─── PROVIDED DATA ───
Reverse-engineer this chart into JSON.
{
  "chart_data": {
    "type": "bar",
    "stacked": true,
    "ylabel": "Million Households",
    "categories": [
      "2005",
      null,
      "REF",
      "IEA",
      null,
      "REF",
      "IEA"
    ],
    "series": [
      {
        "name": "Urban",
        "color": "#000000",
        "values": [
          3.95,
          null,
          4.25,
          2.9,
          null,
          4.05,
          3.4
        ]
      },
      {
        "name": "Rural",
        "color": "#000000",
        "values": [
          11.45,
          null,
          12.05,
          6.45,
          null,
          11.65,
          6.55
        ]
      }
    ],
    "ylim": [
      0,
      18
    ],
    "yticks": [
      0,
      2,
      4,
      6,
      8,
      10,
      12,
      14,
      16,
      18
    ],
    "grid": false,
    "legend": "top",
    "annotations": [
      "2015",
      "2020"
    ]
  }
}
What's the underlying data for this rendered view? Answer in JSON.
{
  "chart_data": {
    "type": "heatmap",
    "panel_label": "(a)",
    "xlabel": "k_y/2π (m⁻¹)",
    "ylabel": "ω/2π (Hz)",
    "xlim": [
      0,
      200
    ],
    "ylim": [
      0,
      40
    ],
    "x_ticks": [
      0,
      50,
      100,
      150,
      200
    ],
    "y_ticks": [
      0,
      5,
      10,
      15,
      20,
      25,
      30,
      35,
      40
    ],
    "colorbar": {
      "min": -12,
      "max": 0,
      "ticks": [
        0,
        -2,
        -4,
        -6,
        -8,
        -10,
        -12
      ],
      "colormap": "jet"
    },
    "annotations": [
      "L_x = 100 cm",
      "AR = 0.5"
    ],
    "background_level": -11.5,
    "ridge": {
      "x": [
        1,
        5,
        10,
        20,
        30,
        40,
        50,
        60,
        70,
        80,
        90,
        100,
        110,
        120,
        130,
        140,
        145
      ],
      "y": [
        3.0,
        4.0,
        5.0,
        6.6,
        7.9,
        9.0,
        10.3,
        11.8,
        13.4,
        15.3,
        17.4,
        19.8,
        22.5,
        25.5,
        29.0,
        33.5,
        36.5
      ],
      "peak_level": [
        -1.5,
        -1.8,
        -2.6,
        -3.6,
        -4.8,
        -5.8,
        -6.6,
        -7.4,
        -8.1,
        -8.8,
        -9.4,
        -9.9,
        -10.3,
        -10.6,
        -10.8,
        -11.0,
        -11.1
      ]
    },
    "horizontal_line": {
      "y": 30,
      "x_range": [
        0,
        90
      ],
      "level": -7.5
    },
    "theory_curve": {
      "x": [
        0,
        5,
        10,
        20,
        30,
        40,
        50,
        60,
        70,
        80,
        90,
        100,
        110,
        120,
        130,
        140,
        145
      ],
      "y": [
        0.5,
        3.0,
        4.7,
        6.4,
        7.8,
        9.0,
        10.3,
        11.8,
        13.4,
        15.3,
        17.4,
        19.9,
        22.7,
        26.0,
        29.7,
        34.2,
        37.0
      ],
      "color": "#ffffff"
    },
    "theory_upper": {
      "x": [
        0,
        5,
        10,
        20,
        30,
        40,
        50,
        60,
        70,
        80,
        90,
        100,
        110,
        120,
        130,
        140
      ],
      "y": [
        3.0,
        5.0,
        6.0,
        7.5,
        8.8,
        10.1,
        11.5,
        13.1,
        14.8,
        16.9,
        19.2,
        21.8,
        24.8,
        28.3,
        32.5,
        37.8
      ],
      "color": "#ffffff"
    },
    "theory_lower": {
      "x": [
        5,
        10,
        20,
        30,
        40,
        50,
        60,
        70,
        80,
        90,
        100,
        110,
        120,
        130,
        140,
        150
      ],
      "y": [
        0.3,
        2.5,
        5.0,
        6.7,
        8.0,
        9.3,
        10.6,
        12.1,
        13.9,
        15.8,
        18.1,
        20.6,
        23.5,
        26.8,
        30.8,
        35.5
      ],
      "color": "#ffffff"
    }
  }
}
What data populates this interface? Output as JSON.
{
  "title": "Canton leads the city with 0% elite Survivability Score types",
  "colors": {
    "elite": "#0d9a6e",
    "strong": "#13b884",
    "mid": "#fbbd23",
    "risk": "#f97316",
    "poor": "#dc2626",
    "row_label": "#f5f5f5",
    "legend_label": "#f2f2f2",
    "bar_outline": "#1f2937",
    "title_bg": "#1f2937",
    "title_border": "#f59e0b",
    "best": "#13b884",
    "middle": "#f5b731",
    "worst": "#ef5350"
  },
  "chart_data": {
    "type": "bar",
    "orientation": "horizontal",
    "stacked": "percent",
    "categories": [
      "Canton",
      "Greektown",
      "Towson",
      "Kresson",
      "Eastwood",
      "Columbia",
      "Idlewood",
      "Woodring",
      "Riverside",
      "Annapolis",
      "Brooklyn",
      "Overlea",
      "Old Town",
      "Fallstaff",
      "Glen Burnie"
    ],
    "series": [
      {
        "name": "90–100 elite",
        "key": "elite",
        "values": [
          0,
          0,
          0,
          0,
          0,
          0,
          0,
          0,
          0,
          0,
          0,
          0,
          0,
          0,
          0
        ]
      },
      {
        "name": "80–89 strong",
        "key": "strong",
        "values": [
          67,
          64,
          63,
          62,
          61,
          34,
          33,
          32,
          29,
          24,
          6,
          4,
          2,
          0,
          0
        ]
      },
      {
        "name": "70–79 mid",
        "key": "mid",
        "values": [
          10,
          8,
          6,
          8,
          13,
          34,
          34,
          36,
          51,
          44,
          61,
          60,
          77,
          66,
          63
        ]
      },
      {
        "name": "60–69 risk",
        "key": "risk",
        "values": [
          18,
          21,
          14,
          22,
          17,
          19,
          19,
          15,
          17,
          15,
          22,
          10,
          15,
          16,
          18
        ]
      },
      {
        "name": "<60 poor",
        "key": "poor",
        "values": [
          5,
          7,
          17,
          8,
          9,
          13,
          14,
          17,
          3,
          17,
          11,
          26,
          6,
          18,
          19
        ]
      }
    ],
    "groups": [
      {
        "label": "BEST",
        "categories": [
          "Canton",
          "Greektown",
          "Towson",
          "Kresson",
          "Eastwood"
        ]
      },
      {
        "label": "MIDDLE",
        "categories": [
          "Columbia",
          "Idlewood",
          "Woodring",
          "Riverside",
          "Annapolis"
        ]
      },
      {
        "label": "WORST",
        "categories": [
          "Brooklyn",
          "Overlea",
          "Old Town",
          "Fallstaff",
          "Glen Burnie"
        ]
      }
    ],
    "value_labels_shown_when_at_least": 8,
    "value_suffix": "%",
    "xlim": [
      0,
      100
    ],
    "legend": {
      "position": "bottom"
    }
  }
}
───
Each line in the listing above that contains "Canton" should be copied.

  "title": "Canton leads the city with 0% elite Survivability Score types",
      "Canton",
          "Canton",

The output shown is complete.